# Aim of the task
Write out the entries again exactly as they are given.

# Input material
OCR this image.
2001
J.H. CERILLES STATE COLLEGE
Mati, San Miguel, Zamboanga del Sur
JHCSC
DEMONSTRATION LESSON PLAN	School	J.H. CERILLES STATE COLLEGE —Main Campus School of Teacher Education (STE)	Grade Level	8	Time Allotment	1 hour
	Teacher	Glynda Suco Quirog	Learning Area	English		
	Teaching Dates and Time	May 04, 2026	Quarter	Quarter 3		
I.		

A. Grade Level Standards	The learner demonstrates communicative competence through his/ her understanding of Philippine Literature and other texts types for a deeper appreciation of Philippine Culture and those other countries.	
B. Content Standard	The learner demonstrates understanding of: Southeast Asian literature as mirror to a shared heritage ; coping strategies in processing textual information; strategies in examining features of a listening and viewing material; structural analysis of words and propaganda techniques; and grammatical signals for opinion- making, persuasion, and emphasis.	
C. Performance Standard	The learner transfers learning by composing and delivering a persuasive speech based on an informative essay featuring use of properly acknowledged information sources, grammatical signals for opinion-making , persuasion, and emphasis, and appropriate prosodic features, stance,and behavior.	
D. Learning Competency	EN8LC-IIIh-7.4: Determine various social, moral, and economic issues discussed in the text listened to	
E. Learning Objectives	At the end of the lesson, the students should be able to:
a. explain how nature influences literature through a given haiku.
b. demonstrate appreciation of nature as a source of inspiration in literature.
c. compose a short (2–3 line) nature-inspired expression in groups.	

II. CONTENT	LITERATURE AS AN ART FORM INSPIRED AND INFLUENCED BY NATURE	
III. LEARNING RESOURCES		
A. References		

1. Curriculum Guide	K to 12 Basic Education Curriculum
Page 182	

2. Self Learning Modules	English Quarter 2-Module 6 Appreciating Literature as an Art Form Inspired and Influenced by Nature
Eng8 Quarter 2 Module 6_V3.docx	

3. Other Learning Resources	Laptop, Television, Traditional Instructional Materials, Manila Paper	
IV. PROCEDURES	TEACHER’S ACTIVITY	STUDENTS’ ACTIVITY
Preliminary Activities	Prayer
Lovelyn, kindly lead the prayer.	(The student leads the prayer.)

# Answer to this task
OCR this image.
2001
J.H. CERILLES STATE COLLEGE
Mati, San Miguel, Zamboanga del Sur
JHCSC
DEMONSTRATION LESSON PLAN	School	J.H. CERILLES STATE COLLEGE —Main Campus School of Teacher Education (STE)	Grade Level	8	Time Allotment	1 hour
	Teacher	Glynda Suco Quirog	Learning Area	English		
	Teaching Dates and Time	May 04, 2026	Quarter	Quarter 3		
I.		

A. Grade Level Standards	The learner demonstrates communicative competence through his/ her understanding of Philippine Literature and other texts types for a deeper appreciation of Philippine Culture and those other countries.	
B. Content Standard	The learner demonstrates understanding of: Southeast Asian literature as mirror to a shared heritage ; coping strategies in processing textual information; strategies in examining features of a listening and viewing material; structural analysis of words and propaganda techniques; and grammatical signals for opinion- making, persuasion, and emphasis.	
C. Performance Standard	The learner transfers learning by composing and delivering a persuasive speech based on an informative essay featuring use of properly acknowledged information sources, grammatical signals for opinion-making , persuasion, and emphasis, and appropriate prosodic features, stance,and behavior.	
D. Learning Competency	EN8LC-IIIh-7.4: Determine various social, moral, and economic issues discussed in the text listened to	
E. Learning Objectives	At the end of the lesson, the students should be able to:
a. explain how nature influences literature through a given haiku.
b. demonstrate appreciation of nature as a source of inspiration in literature.
c. compose a short (2–3 line) nature-inspired expression in groups.	

II. CONTENT	LITERATURE AS AN ART FORM INSPIRED AND INFLUENCED BY NATURE	
III. LEARNING RESOURCES		
A. References		

1. Curriculum Guide	K to 12 Basic Education Curriculum
Page 182	

2. Self Learning Modules	English Quarter 2-Module 6 Appreciating Literature as an Art Form Inspired and Influenced by Nature
Eng8 Quarter 2 Module 6_V3.docx	

3. Other Learning Resources	Laptop, Television, Traditional Instructional Materials, Manila Paper	
IV. PROCEDURES	TEACHER’S ACTIVITY	STUDENTS’ ACTIVITY
Preliminary Activities	Prayer
Lovelyn, kindly lead the prayer.	(The student leads the prayer.)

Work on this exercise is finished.